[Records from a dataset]

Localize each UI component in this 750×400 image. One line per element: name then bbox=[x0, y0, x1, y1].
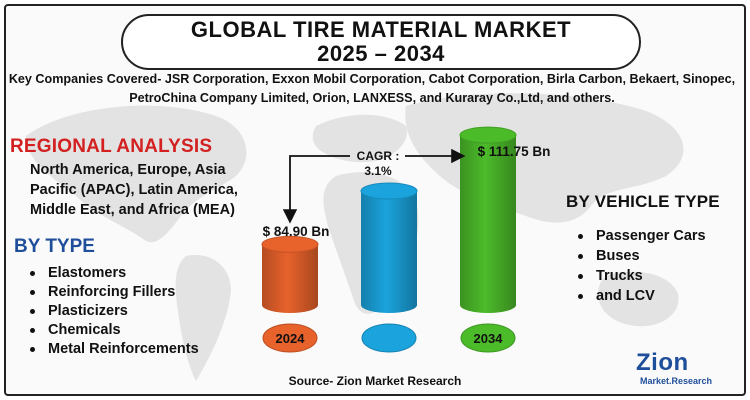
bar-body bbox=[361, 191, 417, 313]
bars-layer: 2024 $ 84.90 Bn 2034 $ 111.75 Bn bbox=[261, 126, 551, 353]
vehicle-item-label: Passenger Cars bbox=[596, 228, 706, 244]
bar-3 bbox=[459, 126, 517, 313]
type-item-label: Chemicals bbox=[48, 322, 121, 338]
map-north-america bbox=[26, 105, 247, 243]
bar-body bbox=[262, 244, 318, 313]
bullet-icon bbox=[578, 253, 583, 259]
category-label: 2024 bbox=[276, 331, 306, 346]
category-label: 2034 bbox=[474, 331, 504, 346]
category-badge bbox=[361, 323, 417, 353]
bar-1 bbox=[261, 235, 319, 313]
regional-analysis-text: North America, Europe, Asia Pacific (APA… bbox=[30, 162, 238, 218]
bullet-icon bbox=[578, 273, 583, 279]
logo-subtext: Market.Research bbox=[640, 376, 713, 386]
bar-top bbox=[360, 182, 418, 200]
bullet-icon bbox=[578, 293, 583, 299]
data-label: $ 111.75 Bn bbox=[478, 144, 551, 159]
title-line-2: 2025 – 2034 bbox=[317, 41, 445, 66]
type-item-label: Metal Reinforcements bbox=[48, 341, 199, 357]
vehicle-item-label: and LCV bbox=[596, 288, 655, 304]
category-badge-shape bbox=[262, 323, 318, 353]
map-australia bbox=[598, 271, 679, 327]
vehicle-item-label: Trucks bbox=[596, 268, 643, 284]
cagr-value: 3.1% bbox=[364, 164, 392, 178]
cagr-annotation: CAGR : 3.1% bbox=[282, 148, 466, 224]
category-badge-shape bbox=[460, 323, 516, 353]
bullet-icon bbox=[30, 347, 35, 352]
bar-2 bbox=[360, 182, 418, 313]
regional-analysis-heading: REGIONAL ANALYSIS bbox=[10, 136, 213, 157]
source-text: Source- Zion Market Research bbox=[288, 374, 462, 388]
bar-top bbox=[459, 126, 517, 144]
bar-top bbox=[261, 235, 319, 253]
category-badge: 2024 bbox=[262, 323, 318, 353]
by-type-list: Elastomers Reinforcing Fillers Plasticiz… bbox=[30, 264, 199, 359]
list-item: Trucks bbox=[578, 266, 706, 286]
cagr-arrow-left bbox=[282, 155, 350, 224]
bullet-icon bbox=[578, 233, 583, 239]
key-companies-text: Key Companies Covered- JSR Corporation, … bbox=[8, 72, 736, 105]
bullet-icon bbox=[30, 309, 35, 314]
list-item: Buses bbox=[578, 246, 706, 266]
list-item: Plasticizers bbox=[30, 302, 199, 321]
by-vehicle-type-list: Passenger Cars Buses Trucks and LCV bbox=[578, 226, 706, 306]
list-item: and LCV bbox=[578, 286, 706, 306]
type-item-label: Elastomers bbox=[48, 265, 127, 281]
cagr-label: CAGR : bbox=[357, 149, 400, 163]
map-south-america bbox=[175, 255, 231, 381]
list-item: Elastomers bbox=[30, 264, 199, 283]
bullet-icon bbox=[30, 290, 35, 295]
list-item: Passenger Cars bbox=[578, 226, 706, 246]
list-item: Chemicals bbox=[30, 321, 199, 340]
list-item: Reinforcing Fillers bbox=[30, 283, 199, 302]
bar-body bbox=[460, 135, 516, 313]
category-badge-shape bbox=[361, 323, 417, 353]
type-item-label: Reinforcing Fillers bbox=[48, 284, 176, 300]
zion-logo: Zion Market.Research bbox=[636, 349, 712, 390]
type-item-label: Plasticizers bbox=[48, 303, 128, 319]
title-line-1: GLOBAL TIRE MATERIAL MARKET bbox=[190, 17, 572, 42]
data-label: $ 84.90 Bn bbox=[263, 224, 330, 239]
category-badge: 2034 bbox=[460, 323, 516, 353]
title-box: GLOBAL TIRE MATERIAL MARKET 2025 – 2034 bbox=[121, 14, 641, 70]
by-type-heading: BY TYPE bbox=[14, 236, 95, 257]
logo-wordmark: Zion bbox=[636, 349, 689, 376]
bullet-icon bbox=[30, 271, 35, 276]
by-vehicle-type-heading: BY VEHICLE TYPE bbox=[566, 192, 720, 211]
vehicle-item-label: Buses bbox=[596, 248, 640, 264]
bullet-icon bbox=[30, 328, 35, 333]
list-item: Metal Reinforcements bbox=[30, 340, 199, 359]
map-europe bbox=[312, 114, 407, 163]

Set problem - Reproduce all of the entries above with every "Buses" switched to "Coaches" and everything else kept the same. Omit the pictures.

Solved exercise -
Localize each UI component in this 750×400 image. One line per element: name then bbox=[x0, y0, x1, y1].
bar-body bbox=[361, 191, 417, 313]
bars-layer: 2024 $ 84.90 Bn 2034 $ 111.75 Bn bbox=[261, 126, 551, 353]
vehicle-item-label: Passenger Cars bbox=[596, 228, 706, 244]
bar-3 bbox=[459, 126, 517, 313]
type-item-label: Chemicals bbox=[48, 322, 121, 338]
map-north-america bbox=[26, 105, 247, 243]
bar-body bbox=[262, 244, 318, 313]
bullet-icon bbox=[578, 253, 583, 259]
category-label: 2024 bbox=[276, 331, 306, 346]
category-label: 2034 bbox=[474, 331, 504, 346]
category-badge bbox=[361, 323, 417, 353]
bar-1 bbox=[261, 235, 319, 313]
regional-analysis-text: North America, Europe, Asia Pacific (APA… bbox=[30, 162, 238, 218]
bullet-icon bbox=[578, 273, 583, 279]
logo-subtext: Market.Research bbox=[640, 376, 713, 386]
bar-top bbox=[360, 182, 418, 200]
bullet-icon bbox=[578, 293, 583, 299]
data-label: $ 111.75 Bn bbox=[478, 144, 551, 159]
title-line-2: 2025 – 2034 bbox=[317, 41, 445, 66]
type-item-label: Metal Reinforcements bbox=[48, 341, 199, 357]
vehicle-item-label: and LCV bbox=[596, 288, 655, 304]
category-badge-shape bbox=[262, 323, 318, 353]
map-australia bbox=[598, 271, 679, 327]
vehicle-item-label: Trucks bbox=[596, 268, 643, 284]
cagr-value: 3.1% bbox=[364, 164, 392, 178]
cagr-annotation: CAGR : 3.1% bbox=[282, 148, 466, 224]
category-badge-shape bbox=[460, 323, 516, 353]
bullet-icon bbox=[30, 347, 35, 352]
bar-2 bbox=[360, 182, 418, 313]
regional-analysis-heading: REGIONAL ANALYSIS bbox=[10, 136, 213, 157]
source-text: Source- Zion Market Research bbox=[288, 374, 462, 388]
bar-top bbox=[459, 126, 517, 144]
bar-top bbox=[261, 235, 319, 253]
category-badge: 2024 bbox=[262, 323, 318, 353]
by-type-list: Elastomers Reinforcing Fillers Plasticiz… bbox=[30, 264, 199, 359]
list-item: Trucks bbox=[578, 266, 706, 286]
cagr-arrow-left bbox=[282, 155, 350, 224]
bullet-icon bbox=[578, 233, 583, 239]
key-companies-text: Key Companies Covered- JSR Corporation, … bbox=[8, 72, 736, 105]
bullet-icon bbox=[30, 309, 35, 314]
list-item: Coaches bbox=[578, 246, 706, 266]
list-item: Plasticizers bbox=[30, 302, 199, 321]
by-vehicle-type-list: Passenger Cars Coaches Trucks and LCV bbox=[578, 226, 706, 306]
list-item: and LCV bbox=[578, 286, 706, 306]
type-item-label: Elastomers bbox=[48, 265, 127, 281]
cagr-label: CAGR : bbox=[357, 149, 400, 163]
map-south-america bbox=[175, 255, 231, 381]
list-item: Elastomers bbox=[30, 264, 199, 283]
bullet-icon bbox=[30, 290, 35, 295]
list-item: Passenger Cars bbox=[578, 226, 706, 246]
list-item: Chemicals bbox=[30, 321, 199, 340]
list-item: Reinforcing Fillers bbox=[30, 283, 199, 302]
bar-body bbox=[460, 135, 516, 313]
category-badge-shape bbox=[361, 323, 417, 353]
type-item-label: Reinforcing Fillers bbox=[48, 284, 176, 300]
zion-logo: Zion Market.Research bbox=[636, 349, 712, 390]
type-item-label: Plasticizers bbox=[48, 303, 128, 319]
title-line-1: GLOBAL TIRE MATERIAL MARKET bbox=[190, 17, 572, 42]
data-label: $ 84.90 Bn bbox=[263, 224, 330, 239]
category-badge: 2034 bbox=[460, 323, 516, 353]
title-box: GLOBAL TIRE MATERIAL MARKET 2025 – 2034 bbox=[121, 14, 641, 70]
by-type-heading: BY TYPE bbox=[14, 236, 95, 257]
logo-wordmark: Zion bbox=[636, 349, 689, 376]
bullet-icon bbox=[30, 271, 35, 276]
by-vehicle-type-heading: BY VEHICLE TYPE bbox=[566, 192, 720, 211]
vehicle-item-label: Coaches bbox=[596, 248, 640, 264]
bullet-icon bbox=[30, 328, 35, 333]
list-item: Metal Reinforcements bbox=[30, 340, 199, 359]
map-europe bbox=[312, 114, 407, 163]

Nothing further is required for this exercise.